PROBLEM STATEMENT
Without omitting anything, retype the data that follows.

= = = = =

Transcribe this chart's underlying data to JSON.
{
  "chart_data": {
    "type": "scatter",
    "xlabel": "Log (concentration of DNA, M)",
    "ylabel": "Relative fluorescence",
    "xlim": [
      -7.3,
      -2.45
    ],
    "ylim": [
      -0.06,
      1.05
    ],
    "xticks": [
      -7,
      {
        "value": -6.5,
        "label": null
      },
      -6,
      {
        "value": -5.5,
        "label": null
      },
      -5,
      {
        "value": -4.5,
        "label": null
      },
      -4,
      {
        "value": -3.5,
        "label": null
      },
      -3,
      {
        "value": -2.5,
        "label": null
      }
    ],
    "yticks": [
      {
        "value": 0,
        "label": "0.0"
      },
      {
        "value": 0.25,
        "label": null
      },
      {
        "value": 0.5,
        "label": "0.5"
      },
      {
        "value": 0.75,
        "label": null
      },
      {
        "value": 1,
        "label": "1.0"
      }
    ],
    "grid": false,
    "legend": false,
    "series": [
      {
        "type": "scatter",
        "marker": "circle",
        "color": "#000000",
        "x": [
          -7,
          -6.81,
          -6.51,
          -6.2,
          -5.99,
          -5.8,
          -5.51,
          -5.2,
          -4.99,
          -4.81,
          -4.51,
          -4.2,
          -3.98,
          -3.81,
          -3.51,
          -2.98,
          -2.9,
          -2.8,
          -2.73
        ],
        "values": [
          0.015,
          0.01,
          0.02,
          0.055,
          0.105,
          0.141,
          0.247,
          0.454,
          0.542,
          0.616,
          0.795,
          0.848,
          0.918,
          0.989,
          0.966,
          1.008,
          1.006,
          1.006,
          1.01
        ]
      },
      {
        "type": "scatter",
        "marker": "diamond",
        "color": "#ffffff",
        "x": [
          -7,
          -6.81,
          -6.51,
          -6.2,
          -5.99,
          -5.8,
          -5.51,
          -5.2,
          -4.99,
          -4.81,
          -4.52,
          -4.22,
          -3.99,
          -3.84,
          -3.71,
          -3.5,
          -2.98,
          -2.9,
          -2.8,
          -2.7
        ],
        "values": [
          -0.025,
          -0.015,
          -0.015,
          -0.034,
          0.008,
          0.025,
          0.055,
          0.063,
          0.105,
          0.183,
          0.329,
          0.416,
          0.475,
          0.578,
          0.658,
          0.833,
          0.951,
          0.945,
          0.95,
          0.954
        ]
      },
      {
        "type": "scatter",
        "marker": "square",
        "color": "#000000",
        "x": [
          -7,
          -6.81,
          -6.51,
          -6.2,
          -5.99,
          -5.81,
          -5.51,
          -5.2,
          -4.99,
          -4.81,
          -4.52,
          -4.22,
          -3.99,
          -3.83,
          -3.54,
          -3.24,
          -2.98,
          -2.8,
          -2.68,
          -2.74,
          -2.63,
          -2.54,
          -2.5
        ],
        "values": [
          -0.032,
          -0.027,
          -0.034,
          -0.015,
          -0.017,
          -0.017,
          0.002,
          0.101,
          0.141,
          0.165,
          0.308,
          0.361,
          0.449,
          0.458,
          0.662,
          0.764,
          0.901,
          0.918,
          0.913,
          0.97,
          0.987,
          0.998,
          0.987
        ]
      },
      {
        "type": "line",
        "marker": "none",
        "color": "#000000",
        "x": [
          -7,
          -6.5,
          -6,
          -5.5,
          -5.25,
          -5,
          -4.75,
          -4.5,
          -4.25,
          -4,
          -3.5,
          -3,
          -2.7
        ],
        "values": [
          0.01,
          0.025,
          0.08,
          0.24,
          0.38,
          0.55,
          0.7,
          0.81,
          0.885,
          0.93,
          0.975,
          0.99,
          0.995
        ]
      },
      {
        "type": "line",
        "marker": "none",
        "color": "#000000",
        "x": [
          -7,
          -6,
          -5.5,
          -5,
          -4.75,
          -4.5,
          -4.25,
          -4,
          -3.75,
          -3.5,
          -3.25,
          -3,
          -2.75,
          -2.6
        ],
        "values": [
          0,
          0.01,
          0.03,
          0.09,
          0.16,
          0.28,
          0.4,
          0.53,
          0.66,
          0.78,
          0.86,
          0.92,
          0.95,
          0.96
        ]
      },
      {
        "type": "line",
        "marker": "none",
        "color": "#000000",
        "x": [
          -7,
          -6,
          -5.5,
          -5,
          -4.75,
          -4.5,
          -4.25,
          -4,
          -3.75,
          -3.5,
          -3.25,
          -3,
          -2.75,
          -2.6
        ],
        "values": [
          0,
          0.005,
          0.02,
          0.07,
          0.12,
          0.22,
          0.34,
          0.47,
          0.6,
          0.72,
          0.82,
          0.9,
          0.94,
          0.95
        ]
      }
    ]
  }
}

= = = = =

ANSWER TO THE EXERCISE
Transcribe this chart's underlying data to JSON.
{
  "chart_data": {
    "type": "scatter",
    "xlabel": "Log (concentration of DNA, M)",
    "ylabel": "Relative fluorescence",
    "xlim": [
      -7.3,
      -2.45
    ],
    "ylim": [
      -0.06,
      1.05
    ],
    "xticks": [
      -7,
      {
        "value": -6.5,
        "label": null
      },
      -6,
      {
        "value": -5.5,
        "label": null
      },
      -5,
      {
        "value": -4.5,
        "label": null
      },
      -4,
      {
        "value": -3.5,
        "label": null
      },
      -3,
      {
        "value": -2.5,
        "label": null
      }
    ],
    "yticks": [
      {
        "value": 0,
        "label": "0.0"
      },
      {
        "value": 0.25,
        "label": null
      },
      {
        "value": 0.5,
        "label": "0.5"
      },
      {
        "value": 0.75,
        "label": null
      },
      {
        "value": 1,
        "label": "1.0"
      }
    ],
    "grid": false,
    "legend": false,
    "series": [
      {
        "type": "scatter",
        "marker": "circle",
        "color": "#000000",
        "x": [
          -7,
          -6.81,
          -6.51,
          -6.2,
          -5.99,
          -5.8,
          -5.51,
          -5.2,
          -4.99,
          -4.81,
          -4.51,
          -4.2,
          -3.98,
          -3.81,
          -3.51,
          -2.98,
          -2.9,
          -2.8,
          -2.73
        ],
        "values": [
          0.015,
          0.01,
          0.02,
          0.055,
          0.105,
          0.141,
          0.247,
          0.454,
          0.542,
          0.616,
          0.795,
          0.848,
          0.918,
          0.989,
          0.966,
          1.008,
          1.006,
          1.006,
          1.01
        ]
      },
      {
        "type": "scatter",
        "marker": "diamond",
        "color": "#ffffff",
        "x": [
          -7,
          -6.81,
          -6.51,
          -6.2,
          -5.99,
          -5.8,
          -5.51,
          -5.2,
          -4.99,
          -4.81,
          -4.52,
          -4.22,
          -3.99,
          -3.84,
          -3.71,
          -3.5,
          -2.98,
          -2.9,
          -2.8,
          -2.7
        ],
        "values": [
          -0.025,
          -0.015,
          -0.015,
          -0.034,
          0.008,
          0.025,
          0.055,
          0.063,
          0.105,
          0.183,
          0.329,
          0.416,
          0.475,
          0.578,
          0.658,
          0.833,
          0.951,
          0.945,
          0.95,
          0.954
        ]
      },
      {
        "type": "scatter",
        "marker": "square",
        "color": "#000000",
        "x": [
          -7,
          -6.81,
          -6.51,
          -6.2,
          -5.99,
          -5.81,
          -5.51,
          -5.2,
          -4.99,
          -4.81,
          -4.52,
          -4.22,
          -3.99,
          -3.83,
          -3.54,
          -3.24,
          -2.98,
          -2.8,
          -2.68,
          -2.74,
          -2.63,
          -2.54,
          -2.5
        ],
        "values": [
          -0.032,
          -0.027,
          -0.034,
          -0.015,
          -0.017,
          -0.017,
          0.002,
          0.101,
          0.141,
          0.165,
          0.308,
          0.361,
          0.449,
          0.458,
          0.662,
          0.764,
          0.901,
          0.918,
          0.913,
          0.97,
          0.987,
          0.998,
          0.987
        ]
      },
      {
        "type": "line",
        "marker": "none",
        "color": "#000000",
        "x": [
          -7,
          -6.5,
          -6,
          -5.5,
          -5.25,
          -5,
          -4.75,
          -4.5,
          -4.25,
          -4,
          -3.5,
          -3,
          -2.7
        ],
        "values": [
          0.01,
          0.025,
          0.08,
          0.24,
          0.38,
          0.55,
          0.7,
          0.81,
          0.885,
          0.93,
          0.975,
          0.99,
          0.995
        ]
      },
      {
        "type": "line",
        "marker": "none",
        "color": "#000000",
        "x": [
          -7,
          -6,
          -5.5,
          -5,
          -4.75,
          -4.5,
          -4.25,
          -4,
          -3.75,
          -3.5,
          -3.25,
          -3,
          -2.75,
          -2.6
        ],
        "values": [
          0,
          0.01,
          0.03,
          0.09,
          0.16,
          0.28,
          0.4,
          0.53,
          0.66,
          0.78,
          0.86,
          0.92,
          0.95,
          0.96
        ]
      },
      {
        "type": "line",
        "marker": "none",
        "color": "#000000",
        "x": [
          -7,
          -6,
          -5.5,
          -5,
          -4.75,
          -4.5,
          -4.25,
          -4,
          -3.75,
          -3.5,
          -3.25,
          -3,
          -2.75,
          -2.6
        ],
        "values": [
          0,
          0.005,
          0.02,
          0.07,
          0.12,
          0.22,
          0.34,
          0.47,
          0.6,
          0.72,
          0.82,
          0.9,
          0.94,
          0.95
        ]
      }
    ]
  }
}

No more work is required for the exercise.